● What is required: Take every line that has the string "operated" and copy it out.

--------------------

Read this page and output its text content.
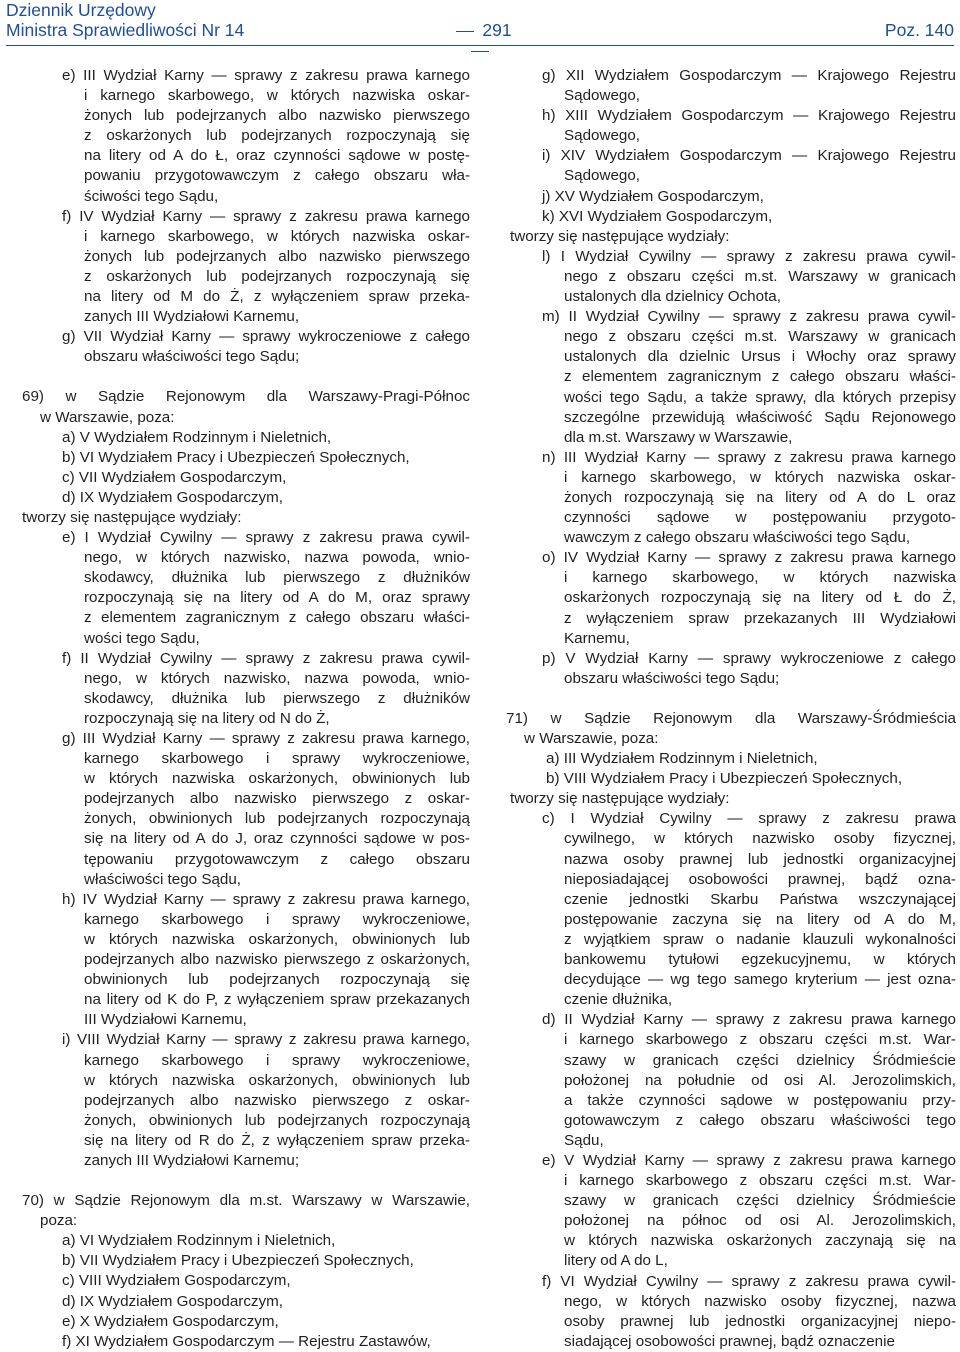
Dziennik Urzędowy
Ministra Sprawiedliwości Nr 14	291	Poz. 140
e) III Wydział Karny — sprawy z zakresu prawa karnego
i karnego skarbowego, w których nazwiska oskar-
żonych lub podejrzanych albo nazwisko pierwszego
z oskarżonych lub podejrzanych rozpoczynają się
na litery od A do Ł, oraz czynności sądowe w postę-
powaniu przygotowawczym z całego obszaru wła-
ściwości tego Sądu,
f) IV Wydział Karny — sprawy z zakresu prawa karnego
i karnego skarbowego, w których nazwiska oskar-
żonych lub podejrzanych albo nazwisko pierwszego
z oskarżonych lub podejrzanych rozpoczynają się
na litery od M do Ż, z wyłączeniem spraw przeka-
zanych III Wydziałowi Karnemu,
g) VII Wydział Karny — sprawy wykroczeniowe z całego
obszaru właściwości tego Sądu;
69) w Sądzie Rejonowym dla Warszawy-Pragi-Północ
w Warszawie, poza:
a) V Wydziałem Rodzinnym i Nieletnich,
b) VI Wydziałem Pracy i Ubezpieczeń Społecznych,
c) VII Wydziałem Gospodarczym,
d) IX Wydziałem Gospodarczym,
tworzy się następujące wydziały:
e) I Wydział Cywilny — sprawy z zakresu prawa cywil-
nego, w których nazwisko, nazwa powoda, wnio-
skodawcy, dłużnika lub pierwszego z dłużników
rozpoczynają się na litery od A do M, oraz sprawy
z elementem zagranicznym z całego obszaru właści-
wości tego Sądu,
f) II Wydział Cywilny — sprawy z zakresu prawa cywil-
nego, w których nazwisko, nazwa powoda, wnio-
skodawcy, dłużnika lub pierwszego z dłużników
rozpoczynają się na litery od N do Ż,
g) III Wydział Karny — sprawy z zakresu prawa karnego,
karnego skarbowego i sprawy wykroczeniowe,
w których nazwiska oskarżonych, obwinionych lub
podejrzanych albo nazwisko pierwszego z oskar-
żonych, obwinionych lub podejrzanych rozpoczynają
się na litery od A do J, oraz czynności sądowe w pos-
tępowaniu przygotowawczym z całego obszaru
właściwości tego Sądu,
h) IV Wydział Karny — sprawy z zakresu prawa karnego,
karnego skarbowego i sprawy wykroczeniowe,
w których nazwiska oskarżonych, obwinionych lub
podejrzanych albo nazwisko pierwszego z oskarżonych,
obwinionych lub podejrzanych rozpoczynają się
na litery od K do P, z wyłączeniem spraw przekazanych
III Wydziałowi Karnemu,
i) VIII Wydział Karny — sprawy z zakresu prawa karnego,
karnego skarbowego i sprawy wykroczeniowe,
w których nazwiska oskarżonych, obwinionych lub
podejrzanych albo nazwisko pierwszego z oskar-
żonych, obwinionych lub podejrzanych rozpoczynają
się na litery od R do Ż, z wyłączeniem spraw przeka-
zanych III Wydziałowi Karnemu;
70) w Sądzie Rejonowym dla m.st. Warszawy w Warszawie,
poza:
a) VI Wydziałem Rodzinnym i Nieletnich,
b) VII Wydziałem Pracy i Ubezpieczeń Społecznych,
c) VIII Wydziałem Gospodarczym,
d) IX Wydziałem Gospodarczym,
e) X Wydziałem Gospodarczym,
f) XI Wydziałem Gospodarczym — Rejestru Zastawów,
g) XII Wydziałem Gospodarczym — Krajowego Rejestru
Sądowego,
h) XIII Wydziałem Gospodarczym — Krajowego Rejestru
Sądowego,
i) XIV Wydziałem Gospodarczym — Krajowego Rejestru
Sądowego,
j) XV Wydziałem Gospodarczym,
k) XVI Wydziałem Gospodarczym,
tworzy się następujące wydziały:
l) I Wydział Cywilny — sprawy z zakresu prawa cywil-
nego z obszaru części m.st. Warszawy w granicach
ustalonych dla dzielnicy Ochota,
m) II Wydział Cywilny — sprawy z zakresu prawa cywil-
nego z obszaru części m.st. Warszawy w granicach
ustalonych dla dzielnic Ursus i Włochy oraz sprawy
z elementem zagranicznym z całego obszaru właści-
wości tego Sądu, a także sprawy, dla których przepisy
szczególne przewidują właściwość Sądu Rejonowego
dla m.st. Warszawy w Warszawie,
n) III Wydział Karny — sprawy z zakresu prawa karnego
i karnego skarbowego, w których nazwiska oskar-
żonych rozpoczynają się na litery od A do L oraz
czynności sądowe w postępowaniu przygoto-
wawczym z całego obszaru właściwości tego Sądu,
o) IV Wydział Karny — sprawy z zakresu prawa karnego
i karnego skarbowego, w których nazwiska
oskarżonych rozpoczynają się na litery od Ł do Ż,
z wyłączeniem spraw przekazanych III Wydziałowi
Karnemu,
p) V Wydział Karny — sprawy wykroczeniowe z całego
obszaru właściwości tego Sądu;
71) w Sądzie Rejonowym dla Warszawy-Śródmieścia
w Warszawie, poza:
a) III Wydziałem Rodzinnym i Nieletnich,
b) VIII Wydziałem Pracy i Ubezpieczeń Społecznych,
tworzy się następujące wydziały:
c) I Wydział Cywilny — sprawy z zakresu prawa
cywilnego, w których nazwisko osoby fizycznej,
nazwa osoby prawnej lub jednostki organizacyjnej
nieposiadającej osobowości prawnej, bądź ozna-
czenie jednostki Skarbu Państwa wszczynającej
postępowanie zaczyna się na litery od A do M,
z wyjątkiem spraw o nadanie klauzuli wykonalności
bankowemu tytułowi egzekucyjnemu, w których
decydujące — wg tego samego kryterium — jest ozna-
czenie dłużnika,
d) II Wydział Karny — sprawy z zakresu prawa karnego
i karnego skarbowego z obszaru części m.st. War-
szawy w granicach części dzielnicy Śródmieście
położonej na południe od osi Al. Jerozolimskich,
a także czynności sądowe w postępowaniu przy-
gotowawczym z całego obszaru właściwości tego
Sądu,
e) V Wydział Karny — sprawy z zakresu prawa karnego
i karnego skarbowego z obszaru części m.st. War-
szawy w granicach części dzielnicy Śródmieście
położonej na północ od osi Al. Jerozolimskich,
w których nazwiska oskarżonych zaczynają się na
litery od A do L,
f) VI Wydział Cywilny — sprawy z zakresu prawa cywil-
nego, w których nazwisko osoby fizycznej, nazwa
osoby prawnej lub jednostki organizacyjnej niepo-
siadającej osobowości prawnej, bądź oznaczenie
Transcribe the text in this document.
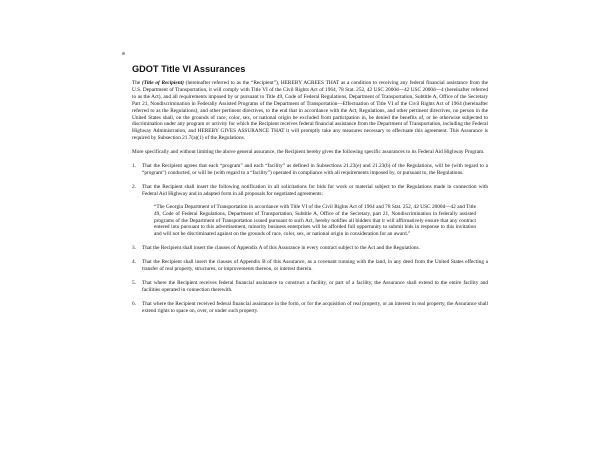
GDOT Title VI Assurances

The (Title of Recipient) (hereinafter referred to as the “Recipient”), HEREBY AGREES THAT as a condition to receiving any federal financial assistance from the U.S. Department of Transportation, it will comply with Title VI of the Civil Rights Act of 1964, 78 Stat. 252, 42 USC 2000d—42 USC 2000d—4 (hereinafter referred to as the Act), and all requirements imposed by or pursuant to Title 49, Code of Federal Regulations, Department of Transportation, Subtitle A, Office of the Secretary Part 21, Nondiscrimination in Federally Assisted Programs of the Department of Transportation—Effectuation of Title VI of the Civil Rights Act of 1964 (hereinafter referred to as the Regulations), and other pertinent directives, to the end that in accordance with the Act, Regulations, and other pertinent directives, no person in the United States shall, on the grounds of race, color, sex, or national origin be excluded from participation in, be denied the benefits of, or be otherwise subjected to discrimination under any program or activity for which the Recipient receives federal financial assistance from the Department of Transportation, including the Federal Highway Administration, and HEREBY GIVES ASSURANCE THAT it will promptly take any measures necessary to effectuate this agreement. This Assurance is required by Subsection 21.7(a)(1) of the Regulations.

More specifically and without limiting the above general assurance, the Recipient hereby gives the following specific assurances to its Federal Aid Highway Program.

1.	That the Recipient agrees that each “program” and each “facility” as defined in Subsections 21.23(e) and 21.23(b) of the Regulations, will be (with regard to a “program”) conducted, or will be (with regard to a “facility”) operated in compliance with all requirements imposed by, or pursuant to, the Regulations.
2.	That the Recipient shall insert the following notification in all solicitations for bids for work or material subject to the Regulations made in connection with Federal Aid Highway and in adapted form in all proposals for negotiated agreements:
“The Georgia Department of Transportation in accordance with Title VI of the Civil Rights Act of 1964 and 78 Stat. 252, 42 USC 2000d—42 and Title 49, Code of Federal Regulations, Department of Transportation, Subtitle A, Office of the Secretary, part 21, Nondiscrimination in federally assisted programs of the Department of Transportation issued pursuant to such Act, hereby notifies all bidders that it will affirmatively ensure that any contract entered into pursuant to this advertisement, minority business enterprises will be afforded full opportunity to submit bids in response to this invitation and will not be discriminated against on the grounds of race, color, sex, or national origin in consideration for an award.”
3.	That the Recipient shall insert the clauses of Appendix A of this Assurance in every contract subject to the Act and the Regulations.
4.	That the Recipient shall insert the clauses of Appendix B of this Assurance, as a covenant running with the land, in any deed from the United States effecting a transfer of real property, structures, or improvements thereon, or interest therein.
5.	That where the Recipient receives federal financial assistance to construct a facility, or part of a facility, the Assurance shall extend to the entire facility and facilities operated in connection therewith.
6.	That where the Recipient received federal financial assistance in the form, or for the acquisition of real property, or an interest in real property, the Assurance shall extend rights to space on, over, or under such property.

--------------------

● Result:
1.	That the Recipient agrees that each “program” and each “facility” as defined in Subsections 21.23(e) and 21.23(b) of the Regulations, will be (with regard to a “program”) conducted, or will be (with regard to a “facility”) operated in compliance with all requirements imposed by, or pursuant to, the Regulations.
5.	That where the Recipient receives federal financial assistance to construct a facility, or part of a facility, the Assurance shall extend to the entire facility and facilities operated in connection therewith.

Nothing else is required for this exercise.